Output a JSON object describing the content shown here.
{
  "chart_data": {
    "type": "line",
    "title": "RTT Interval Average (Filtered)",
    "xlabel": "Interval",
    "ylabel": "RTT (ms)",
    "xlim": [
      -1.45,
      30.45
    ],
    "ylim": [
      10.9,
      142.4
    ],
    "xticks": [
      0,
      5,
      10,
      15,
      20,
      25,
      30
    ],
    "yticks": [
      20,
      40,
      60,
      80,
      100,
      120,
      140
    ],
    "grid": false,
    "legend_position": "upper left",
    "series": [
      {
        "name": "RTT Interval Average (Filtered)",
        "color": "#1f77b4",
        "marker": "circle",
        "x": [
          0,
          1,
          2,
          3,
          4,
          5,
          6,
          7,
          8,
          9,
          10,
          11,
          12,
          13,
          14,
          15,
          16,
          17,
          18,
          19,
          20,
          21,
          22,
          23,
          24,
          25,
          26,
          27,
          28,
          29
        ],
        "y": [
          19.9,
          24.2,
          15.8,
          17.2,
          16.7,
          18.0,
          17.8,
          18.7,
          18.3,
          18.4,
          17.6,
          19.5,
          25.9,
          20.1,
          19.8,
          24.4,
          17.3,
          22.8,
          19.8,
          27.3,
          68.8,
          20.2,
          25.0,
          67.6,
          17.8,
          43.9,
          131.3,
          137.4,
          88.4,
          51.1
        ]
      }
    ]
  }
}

────────────────

**EXERCISE AIM**
Each line of the material above needs to be quoted exactly, please.

**CORRECT RESPONSE**
Output a JSON object describing the content shown here.
{
  "chart_data": {
    "type": "line",
    "title": "RTT Interval Average (Filtered)",
    "xlabel": "Interval",
    "ylabel": "RTT (ms)",
    "xlim": [
      -1.45,
      30.45
    ],
    "ylim": [
      10.9,
      142.4
    ],
    "xticks": [
      0,
      5,
      10,
      15,
      20,
      25,
      30
    ],
    "yticks": [
      20,
      40,
      60,
      80,
      100,
      120,
      140
    ],
    "grid": false,
    "legend_position": "upper left",
    "series": [
      {
        "name": "RTT Interval Average (Filtered)",
        "color": "#1f77b4",
        "marker": "circle",
        "x": [
          0,
          1,
          2,
          3,
          4,
          5,
          6,
          7,
          8,
          9,
          10,
          11,
          12,
          13,
          14,
          15,
          16,
          17,
          18,
          19,
          20,
          21,
          22,
          23,
          24,
          25,
          26,
          27,
          28,
          29
        ],
        "y": [
          19.9,
          24.2,
          15.8,
          17.2,
          16.7,
          18.0,
          17.8,
          18.7,
          18.3,
          18.4,
          17.6,
          19.5,
          25.9,
          20.1,
          19.8,
          24.4,
          17.3,
          22.8,
          19.8,
          27.3,
          68.8,
          20.2,
          25.0,
          67.6,
          17.8,
          43.9,
          131.3,
          137.4,
          88.4,
          51.1
        ]
      }
    ]
  }
}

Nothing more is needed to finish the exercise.